- EXERCISE TASK
Produce an exact transcription of the listing below, omitting the pictures.

- ITEMS

■ ■ ■

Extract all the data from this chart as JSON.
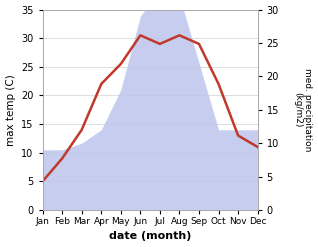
{
  "months": [
    "Jan",
    "Feb",
    "Mar",
    "Apr",
    "May",
    "Jun",
    "Jul",
    "Aug",
    "Sep",
    "Oct",
    "Nov",
    "Dec"
  ],
  "temperature": [
    5.0,
    9.0,
    14.0,
    22.0,
    25.5,
    30.5,
    29.0,
    30.5,
    29.0,
    22.0,
    13.0,
    11.0
  ],
  "precipitation": [
    9.0,
    9.0,
    10.0,
    12.0,
    18.0,
    29.0,
    33.0,
    32.0,
    22.0,
    12.0,
    12.0,
    12.0
  ],
  "temp_color": "#c0392b",
  "precip_fill_color": "#bcc5ed",
  "temp_ylim": [
    0,
    35
  ],
  "precip_ylim": [
    0,
    30
  ],
  "temp_yticks": [
    0,
    5,
    10,
    15,
    20,
    25,
    30,
    35
  ],
  "precip_yticks": [
    0,
    5,
    10,
    15,
    20,
    25,
    30
  ],
  "xlabel": "date (month)",
  "ylabel_left": "max temp (C)",
  "ylabel_right": "med. precipitation\n(kg/m2)",
  "background_color": "#ffffff",
  "grid_color": "#d0d0d0",
  "figsize": [
    3.18,
    2.47
  ],
  "dpi": 100
}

■ ■ ■

- ANSWER
Extract all the data from this chart as JSON.
{
  "months": [
    "Jan",
    "Feb",
    "Mar",
    "Apr",
    "May",
    "Jun",
    "Jul",
    "Aug",
    "Sep",
    "Oct",
    "Nov",
    "Dec"
  ],
  "temperature": [
    5.0,
    9.0,
    14.0,
    22.0,
    25.5,
    30.5,
    29.0,
    30.5,
    29.0,
    22.0,
    13.0,
    11.0
  ],
  "precipitation": [
    9.0,
    9.0,
    10.0,
    12.0,
    18.0,
    29.0,
    33.0,
    32.0,
    22.0,
    12.0,
    12.0,
    12.0
  ],
  "temp_color": "#c0392b",
  "precip_fill_color": "#bcc5ed",
  "temp_ylim": [
    0,
    35
  ],
  "precip_ylim": [
    0,
    30
  ],
  "temp_yticks": [
    0,
    5,
    10,
    15,
    20,
    25,
    30,
    35
  ],
  "precip_yticks": [
    0,
    5,
    10,
    15,
    20,
    25,
    30
  ],
  "xlabel": "date (month)",
  "ylabel_left": "max temp (C)",
  "ylabel_right": "med. precipitation\n(kg/m2)",
  "background_color": "#ffffff",
  "grid_color": "#d0d0d0",
  "figsize": [
    3.18,
    2.47
  ],
  "dpi": 100
}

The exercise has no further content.